• TASK PROMPT
Extract each line where the string "this" shows up.

======== RECORDED INFORMATION ========

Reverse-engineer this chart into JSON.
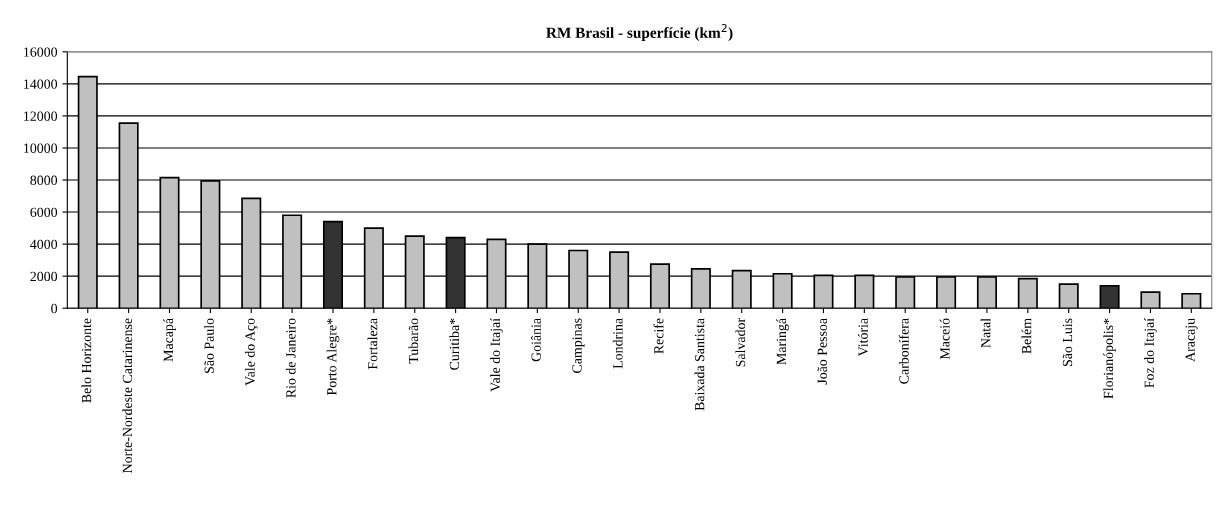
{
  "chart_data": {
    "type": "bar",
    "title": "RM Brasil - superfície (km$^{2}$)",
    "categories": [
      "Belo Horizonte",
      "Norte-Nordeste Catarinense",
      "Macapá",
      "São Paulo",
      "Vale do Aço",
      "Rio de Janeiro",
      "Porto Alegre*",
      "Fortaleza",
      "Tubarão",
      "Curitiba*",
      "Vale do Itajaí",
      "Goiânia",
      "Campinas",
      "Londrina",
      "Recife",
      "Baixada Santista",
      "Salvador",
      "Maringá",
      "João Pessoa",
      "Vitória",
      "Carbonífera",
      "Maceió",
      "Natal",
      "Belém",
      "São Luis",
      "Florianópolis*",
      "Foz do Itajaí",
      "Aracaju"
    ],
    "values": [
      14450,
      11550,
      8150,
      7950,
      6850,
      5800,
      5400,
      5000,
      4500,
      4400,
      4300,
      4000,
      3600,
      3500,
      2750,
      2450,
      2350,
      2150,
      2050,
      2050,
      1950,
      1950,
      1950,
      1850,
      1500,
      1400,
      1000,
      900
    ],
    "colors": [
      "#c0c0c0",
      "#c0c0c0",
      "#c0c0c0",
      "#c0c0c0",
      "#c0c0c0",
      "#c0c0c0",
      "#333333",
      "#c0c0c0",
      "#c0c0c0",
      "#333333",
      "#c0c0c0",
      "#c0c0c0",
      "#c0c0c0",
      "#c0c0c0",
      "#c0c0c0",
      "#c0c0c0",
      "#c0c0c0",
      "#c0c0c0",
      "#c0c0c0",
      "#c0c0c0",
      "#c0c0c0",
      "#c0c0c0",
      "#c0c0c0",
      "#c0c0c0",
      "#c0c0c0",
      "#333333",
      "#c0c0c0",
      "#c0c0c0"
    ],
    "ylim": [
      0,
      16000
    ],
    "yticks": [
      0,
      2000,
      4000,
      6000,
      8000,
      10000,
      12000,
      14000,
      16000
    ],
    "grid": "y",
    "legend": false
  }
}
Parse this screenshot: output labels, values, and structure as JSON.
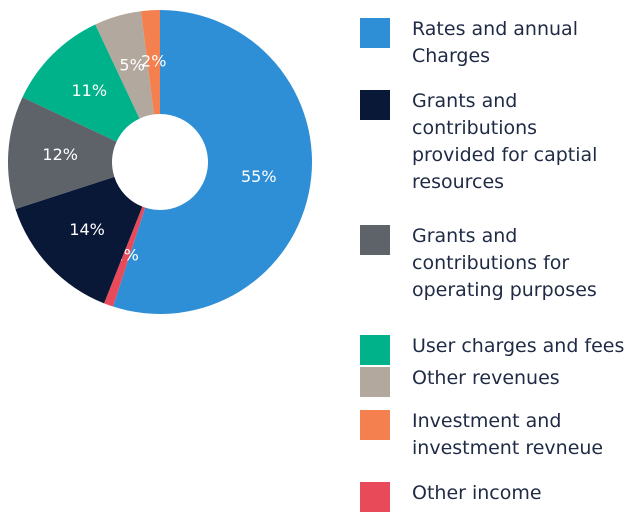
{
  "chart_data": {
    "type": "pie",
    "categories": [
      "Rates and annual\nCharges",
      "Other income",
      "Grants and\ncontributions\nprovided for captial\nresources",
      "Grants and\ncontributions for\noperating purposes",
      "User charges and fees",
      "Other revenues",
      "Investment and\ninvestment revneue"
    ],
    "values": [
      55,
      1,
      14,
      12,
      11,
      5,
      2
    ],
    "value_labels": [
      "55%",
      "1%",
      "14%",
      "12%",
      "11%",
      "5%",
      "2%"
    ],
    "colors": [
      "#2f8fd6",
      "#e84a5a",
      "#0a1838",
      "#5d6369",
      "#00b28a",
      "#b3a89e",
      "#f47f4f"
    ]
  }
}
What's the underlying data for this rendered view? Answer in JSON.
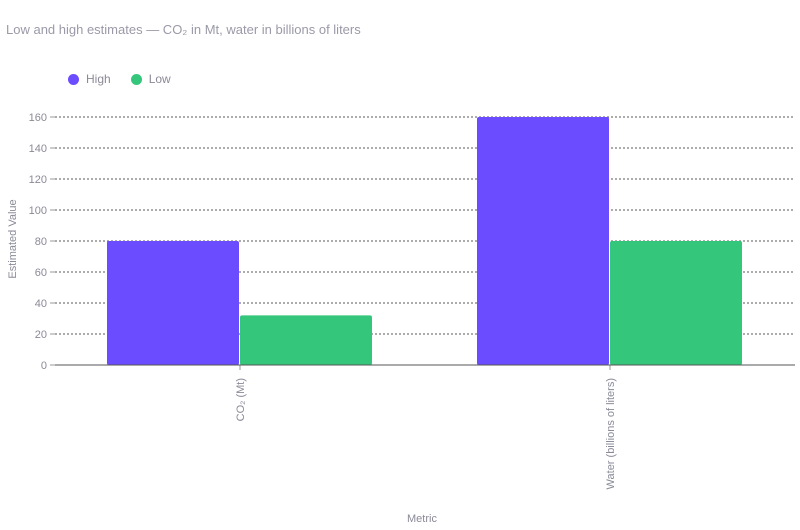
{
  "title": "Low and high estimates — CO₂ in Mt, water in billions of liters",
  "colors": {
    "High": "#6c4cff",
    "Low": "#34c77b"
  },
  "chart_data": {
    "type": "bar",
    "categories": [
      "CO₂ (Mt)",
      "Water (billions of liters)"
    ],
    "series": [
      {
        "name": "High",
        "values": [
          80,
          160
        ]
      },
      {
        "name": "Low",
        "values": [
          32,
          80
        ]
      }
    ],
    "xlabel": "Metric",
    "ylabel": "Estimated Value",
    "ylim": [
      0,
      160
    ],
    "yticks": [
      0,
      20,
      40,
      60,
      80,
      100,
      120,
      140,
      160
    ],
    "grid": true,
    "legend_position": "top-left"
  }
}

========

• TASK RESULT
Reverse-engineer this chart into JSON.
Parse this screenshot: output labels, values, and structure as JSON.
What's the underlying data for this rendered view? Answer in JSON.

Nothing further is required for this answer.